WHAT YOU WILL DO -> List each line of the data that holds the string "ylabel".

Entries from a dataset
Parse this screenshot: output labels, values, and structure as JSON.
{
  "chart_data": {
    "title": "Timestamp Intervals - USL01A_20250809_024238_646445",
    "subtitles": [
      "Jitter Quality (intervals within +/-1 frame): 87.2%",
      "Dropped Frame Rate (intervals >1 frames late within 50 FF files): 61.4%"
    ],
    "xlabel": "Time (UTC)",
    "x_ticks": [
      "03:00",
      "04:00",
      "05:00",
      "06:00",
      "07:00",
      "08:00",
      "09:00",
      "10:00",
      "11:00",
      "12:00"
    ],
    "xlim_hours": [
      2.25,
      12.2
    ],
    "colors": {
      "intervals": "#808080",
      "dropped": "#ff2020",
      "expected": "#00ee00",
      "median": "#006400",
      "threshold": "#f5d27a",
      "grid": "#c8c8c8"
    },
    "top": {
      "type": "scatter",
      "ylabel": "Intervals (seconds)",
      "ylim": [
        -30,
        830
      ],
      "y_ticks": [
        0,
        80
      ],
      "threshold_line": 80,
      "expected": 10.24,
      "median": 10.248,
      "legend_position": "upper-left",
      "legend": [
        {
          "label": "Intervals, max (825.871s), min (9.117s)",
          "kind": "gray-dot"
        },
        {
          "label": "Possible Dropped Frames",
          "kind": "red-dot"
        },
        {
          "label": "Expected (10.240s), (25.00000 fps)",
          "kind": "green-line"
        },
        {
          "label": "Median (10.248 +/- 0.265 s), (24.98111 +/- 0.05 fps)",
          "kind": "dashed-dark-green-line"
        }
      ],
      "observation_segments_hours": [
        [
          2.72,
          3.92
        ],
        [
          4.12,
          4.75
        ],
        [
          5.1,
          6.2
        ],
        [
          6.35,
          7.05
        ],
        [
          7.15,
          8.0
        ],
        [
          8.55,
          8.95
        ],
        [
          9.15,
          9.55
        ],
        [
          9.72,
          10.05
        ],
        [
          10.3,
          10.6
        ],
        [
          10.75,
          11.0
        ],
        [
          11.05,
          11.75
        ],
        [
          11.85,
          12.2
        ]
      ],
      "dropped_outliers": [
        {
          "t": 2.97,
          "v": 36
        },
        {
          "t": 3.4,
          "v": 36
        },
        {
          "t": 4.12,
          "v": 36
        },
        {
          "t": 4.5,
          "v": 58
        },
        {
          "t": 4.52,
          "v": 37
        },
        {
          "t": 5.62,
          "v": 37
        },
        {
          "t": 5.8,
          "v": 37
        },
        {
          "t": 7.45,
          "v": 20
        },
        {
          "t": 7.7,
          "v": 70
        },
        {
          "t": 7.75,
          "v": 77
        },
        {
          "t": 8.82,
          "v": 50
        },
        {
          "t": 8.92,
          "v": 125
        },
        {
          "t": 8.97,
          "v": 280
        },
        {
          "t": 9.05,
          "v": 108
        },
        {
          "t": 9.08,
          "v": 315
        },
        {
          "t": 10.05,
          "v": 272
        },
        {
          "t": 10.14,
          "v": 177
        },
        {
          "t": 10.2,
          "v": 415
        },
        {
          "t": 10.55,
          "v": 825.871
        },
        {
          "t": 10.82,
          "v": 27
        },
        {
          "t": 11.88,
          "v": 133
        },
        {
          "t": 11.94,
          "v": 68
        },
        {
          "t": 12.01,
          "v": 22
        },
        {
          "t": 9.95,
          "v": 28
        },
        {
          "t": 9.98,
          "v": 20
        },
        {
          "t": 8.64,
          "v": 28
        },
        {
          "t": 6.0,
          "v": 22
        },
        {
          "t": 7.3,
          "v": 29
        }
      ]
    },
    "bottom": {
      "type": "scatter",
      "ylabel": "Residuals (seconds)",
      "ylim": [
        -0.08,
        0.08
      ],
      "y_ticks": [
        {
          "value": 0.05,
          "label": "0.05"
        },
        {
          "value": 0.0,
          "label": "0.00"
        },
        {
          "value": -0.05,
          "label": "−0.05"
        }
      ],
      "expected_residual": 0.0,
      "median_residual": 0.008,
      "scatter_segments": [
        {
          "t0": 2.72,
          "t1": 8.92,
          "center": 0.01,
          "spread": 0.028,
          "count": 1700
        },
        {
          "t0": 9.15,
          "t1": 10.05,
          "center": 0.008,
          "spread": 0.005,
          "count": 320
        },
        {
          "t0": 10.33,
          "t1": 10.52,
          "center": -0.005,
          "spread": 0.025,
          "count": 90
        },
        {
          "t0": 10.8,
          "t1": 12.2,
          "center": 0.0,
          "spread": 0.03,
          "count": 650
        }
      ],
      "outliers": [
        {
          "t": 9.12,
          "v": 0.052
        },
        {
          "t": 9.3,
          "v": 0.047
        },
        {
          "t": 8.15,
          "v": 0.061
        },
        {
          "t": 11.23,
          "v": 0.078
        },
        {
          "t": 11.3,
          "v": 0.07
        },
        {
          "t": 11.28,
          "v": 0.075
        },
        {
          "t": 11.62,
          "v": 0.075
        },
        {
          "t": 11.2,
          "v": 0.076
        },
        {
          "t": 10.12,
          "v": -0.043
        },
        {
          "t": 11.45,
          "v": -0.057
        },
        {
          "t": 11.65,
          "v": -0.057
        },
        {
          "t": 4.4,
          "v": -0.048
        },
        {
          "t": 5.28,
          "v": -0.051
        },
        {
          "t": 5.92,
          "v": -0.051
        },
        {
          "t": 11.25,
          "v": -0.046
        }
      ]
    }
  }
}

OUTPUT BELOW ->
      "ylabel": "Intervals (seconds)",
      "ylabel": "Residuals (seconds)",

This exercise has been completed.